To be done: Using the entries below, return word for word the lines from the one containing "Type out the text in this image." up to and including the last.

Records supplied:
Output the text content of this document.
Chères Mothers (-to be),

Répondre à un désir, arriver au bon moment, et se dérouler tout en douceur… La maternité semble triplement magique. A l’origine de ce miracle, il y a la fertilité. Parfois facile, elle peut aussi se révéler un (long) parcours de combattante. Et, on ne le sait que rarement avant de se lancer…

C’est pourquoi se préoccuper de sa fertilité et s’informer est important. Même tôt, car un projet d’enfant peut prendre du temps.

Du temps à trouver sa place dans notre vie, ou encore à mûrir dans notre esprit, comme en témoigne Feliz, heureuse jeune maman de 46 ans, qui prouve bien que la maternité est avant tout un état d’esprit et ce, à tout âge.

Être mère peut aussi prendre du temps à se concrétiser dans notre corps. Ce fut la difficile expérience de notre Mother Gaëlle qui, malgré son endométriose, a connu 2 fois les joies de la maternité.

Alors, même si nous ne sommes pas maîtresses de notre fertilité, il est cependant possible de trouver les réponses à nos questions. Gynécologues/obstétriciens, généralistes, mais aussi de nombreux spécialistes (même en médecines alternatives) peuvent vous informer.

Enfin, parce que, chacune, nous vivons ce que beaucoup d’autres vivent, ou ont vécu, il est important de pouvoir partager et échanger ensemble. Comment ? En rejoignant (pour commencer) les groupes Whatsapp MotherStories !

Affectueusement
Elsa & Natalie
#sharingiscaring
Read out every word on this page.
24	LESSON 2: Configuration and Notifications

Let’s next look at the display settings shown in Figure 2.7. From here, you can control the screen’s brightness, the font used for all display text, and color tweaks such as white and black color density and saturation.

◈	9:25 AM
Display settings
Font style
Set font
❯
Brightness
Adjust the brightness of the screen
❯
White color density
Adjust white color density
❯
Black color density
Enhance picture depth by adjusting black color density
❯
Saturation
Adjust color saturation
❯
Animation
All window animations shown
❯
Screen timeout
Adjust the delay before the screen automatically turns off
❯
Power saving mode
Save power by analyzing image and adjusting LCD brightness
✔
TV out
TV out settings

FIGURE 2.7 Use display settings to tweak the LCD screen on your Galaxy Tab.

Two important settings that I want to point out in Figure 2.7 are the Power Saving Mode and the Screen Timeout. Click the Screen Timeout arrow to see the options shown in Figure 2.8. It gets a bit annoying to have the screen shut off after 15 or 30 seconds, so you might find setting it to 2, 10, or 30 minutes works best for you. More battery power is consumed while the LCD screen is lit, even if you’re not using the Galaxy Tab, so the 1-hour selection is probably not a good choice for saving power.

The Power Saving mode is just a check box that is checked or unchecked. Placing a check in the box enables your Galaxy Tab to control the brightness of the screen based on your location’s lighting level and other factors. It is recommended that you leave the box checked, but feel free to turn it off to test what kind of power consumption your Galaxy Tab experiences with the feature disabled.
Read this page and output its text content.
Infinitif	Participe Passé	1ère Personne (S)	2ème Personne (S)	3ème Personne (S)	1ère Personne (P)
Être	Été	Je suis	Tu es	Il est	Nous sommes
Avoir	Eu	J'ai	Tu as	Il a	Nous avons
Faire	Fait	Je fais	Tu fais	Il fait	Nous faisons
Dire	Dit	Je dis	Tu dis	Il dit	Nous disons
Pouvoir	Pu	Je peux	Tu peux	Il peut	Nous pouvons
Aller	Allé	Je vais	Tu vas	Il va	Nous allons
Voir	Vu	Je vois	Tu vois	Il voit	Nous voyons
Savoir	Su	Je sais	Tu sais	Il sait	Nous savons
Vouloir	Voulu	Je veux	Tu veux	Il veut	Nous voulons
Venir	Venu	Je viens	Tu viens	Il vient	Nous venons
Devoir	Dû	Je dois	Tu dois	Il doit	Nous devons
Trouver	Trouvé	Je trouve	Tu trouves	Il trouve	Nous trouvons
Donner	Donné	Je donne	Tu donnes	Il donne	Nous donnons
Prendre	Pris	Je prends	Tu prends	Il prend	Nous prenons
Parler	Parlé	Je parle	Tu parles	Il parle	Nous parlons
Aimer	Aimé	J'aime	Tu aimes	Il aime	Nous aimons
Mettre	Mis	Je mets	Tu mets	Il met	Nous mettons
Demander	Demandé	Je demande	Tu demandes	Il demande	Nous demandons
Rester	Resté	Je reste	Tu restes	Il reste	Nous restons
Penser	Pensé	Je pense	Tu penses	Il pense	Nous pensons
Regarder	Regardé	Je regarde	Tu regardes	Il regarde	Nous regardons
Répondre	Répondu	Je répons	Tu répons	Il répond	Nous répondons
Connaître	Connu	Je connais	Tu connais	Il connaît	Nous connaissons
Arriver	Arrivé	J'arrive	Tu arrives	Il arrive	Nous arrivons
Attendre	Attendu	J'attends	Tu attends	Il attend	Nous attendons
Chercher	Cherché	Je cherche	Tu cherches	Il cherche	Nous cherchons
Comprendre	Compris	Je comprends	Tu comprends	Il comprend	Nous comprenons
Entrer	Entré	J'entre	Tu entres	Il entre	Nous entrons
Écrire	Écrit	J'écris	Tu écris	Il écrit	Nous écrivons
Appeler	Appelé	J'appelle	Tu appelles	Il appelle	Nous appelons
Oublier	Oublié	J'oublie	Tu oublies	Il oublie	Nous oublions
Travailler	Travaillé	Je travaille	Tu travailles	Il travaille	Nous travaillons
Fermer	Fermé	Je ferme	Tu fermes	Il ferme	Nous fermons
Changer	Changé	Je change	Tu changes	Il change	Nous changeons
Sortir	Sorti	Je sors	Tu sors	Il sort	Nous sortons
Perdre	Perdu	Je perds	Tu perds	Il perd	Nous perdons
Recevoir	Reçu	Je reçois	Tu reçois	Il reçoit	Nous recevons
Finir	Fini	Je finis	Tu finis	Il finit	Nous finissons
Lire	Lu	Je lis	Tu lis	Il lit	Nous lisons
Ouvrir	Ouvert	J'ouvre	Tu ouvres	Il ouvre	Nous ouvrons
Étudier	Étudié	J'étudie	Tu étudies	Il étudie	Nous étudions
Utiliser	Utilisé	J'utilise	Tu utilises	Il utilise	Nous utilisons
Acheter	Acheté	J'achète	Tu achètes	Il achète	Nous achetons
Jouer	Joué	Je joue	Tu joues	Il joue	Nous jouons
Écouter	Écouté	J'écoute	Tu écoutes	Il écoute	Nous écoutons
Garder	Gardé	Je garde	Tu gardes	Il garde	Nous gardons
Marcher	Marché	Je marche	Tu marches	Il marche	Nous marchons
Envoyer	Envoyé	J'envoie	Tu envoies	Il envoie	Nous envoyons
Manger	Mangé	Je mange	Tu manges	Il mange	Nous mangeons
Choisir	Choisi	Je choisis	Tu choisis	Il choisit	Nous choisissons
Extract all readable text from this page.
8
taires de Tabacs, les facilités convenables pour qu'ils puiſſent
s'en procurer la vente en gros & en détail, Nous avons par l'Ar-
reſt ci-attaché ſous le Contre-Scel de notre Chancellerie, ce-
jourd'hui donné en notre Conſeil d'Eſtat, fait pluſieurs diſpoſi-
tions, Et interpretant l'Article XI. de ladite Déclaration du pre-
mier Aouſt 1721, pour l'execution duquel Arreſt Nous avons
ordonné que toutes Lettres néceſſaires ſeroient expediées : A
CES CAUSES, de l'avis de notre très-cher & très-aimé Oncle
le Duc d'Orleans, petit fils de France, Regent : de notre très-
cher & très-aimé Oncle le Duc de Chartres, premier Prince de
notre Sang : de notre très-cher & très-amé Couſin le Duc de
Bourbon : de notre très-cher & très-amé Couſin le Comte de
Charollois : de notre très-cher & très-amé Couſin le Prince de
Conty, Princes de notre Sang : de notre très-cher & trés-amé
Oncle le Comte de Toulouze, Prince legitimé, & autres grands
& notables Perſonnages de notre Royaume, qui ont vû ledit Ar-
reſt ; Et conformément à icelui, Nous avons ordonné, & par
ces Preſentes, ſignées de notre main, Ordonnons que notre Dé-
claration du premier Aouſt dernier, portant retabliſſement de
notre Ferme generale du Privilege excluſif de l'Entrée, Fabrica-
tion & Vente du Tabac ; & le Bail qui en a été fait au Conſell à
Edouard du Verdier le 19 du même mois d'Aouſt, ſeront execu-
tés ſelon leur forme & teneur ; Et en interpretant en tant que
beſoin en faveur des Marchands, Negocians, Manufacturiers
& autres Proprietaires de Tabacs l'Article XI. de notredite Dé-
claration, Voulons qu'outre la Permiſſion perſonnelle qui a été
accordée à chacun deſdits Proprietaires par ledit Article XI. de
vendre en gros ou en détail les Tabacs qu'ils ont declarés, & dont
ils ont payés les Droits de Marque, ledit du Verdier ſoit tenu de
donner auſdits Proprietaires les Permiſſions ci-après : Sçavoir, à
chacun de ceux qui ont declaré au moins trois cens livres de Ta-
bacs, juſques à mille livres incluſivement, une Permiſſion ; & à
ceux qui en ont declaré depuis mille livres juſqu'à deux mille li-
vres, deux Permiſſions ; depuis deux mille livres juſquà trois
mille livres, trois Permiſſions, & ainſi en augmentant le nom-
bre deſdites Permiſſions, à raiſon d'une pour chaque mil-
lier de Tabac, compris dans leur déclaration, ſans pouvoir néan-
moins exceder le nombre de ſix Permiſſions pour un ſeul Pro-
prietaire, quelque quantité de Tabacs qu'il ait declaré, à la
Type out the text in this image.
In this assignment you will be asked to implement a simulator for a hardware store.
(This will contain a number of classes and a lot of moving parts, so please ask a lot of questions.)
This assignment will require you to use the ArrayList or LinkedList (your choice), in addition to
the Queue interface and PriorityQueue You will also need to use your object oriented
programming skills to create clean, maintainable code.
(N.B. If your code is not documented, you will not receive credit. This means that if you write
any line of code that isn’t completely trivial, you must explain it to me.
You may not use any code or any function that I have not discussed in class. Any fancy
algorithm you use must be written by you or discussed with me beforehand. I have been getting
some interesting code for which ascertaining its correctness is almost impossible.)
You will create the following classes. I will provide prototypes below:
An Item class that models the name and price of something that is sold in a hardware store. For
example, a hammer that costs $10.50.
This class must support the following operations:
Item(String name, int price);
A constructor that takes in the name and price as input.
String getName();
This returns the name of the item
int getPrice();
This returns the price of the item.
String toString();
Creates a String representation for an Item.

Exercise solution:
Type out the text in this image.
In this assignment you will be asked to implement a simulator for a hardware store.
(This will contain a number of classes and a lot of moving parts, so please ask a lot of questions.)
This assignment will require you to use the ArrayList or LinkedList (your choice), in addition to
the Queue interface and PriorityQueue You will also need to use your object oriented
programming skills to create clean, maintainable code.
(N.B. If your code is not documented, you will not receive credit. This means that if you write
any line of code that isn’t completely trivial, you must explain it to me.
You may not use any code or any function that I have not discussed in class. Any fancy
algorithm you use must be written by you or discussed with me beforehand. I have been getting
some interesting code for which ascertaining its correctness is almost impossible.)
You will create the following classes. I will provide prototypes below:
An Item class that models the name and price of something that is sold in a hardware store. For
example, a hammer that costs $10.50.
This class must support the following operations:
Item(String name, int price);
A constructor that takes in the name and price as input.
String getName();
This returns the name of the item
int getPrice();
This returns the price of the item.
String toString();
Creates a String representation for an Item.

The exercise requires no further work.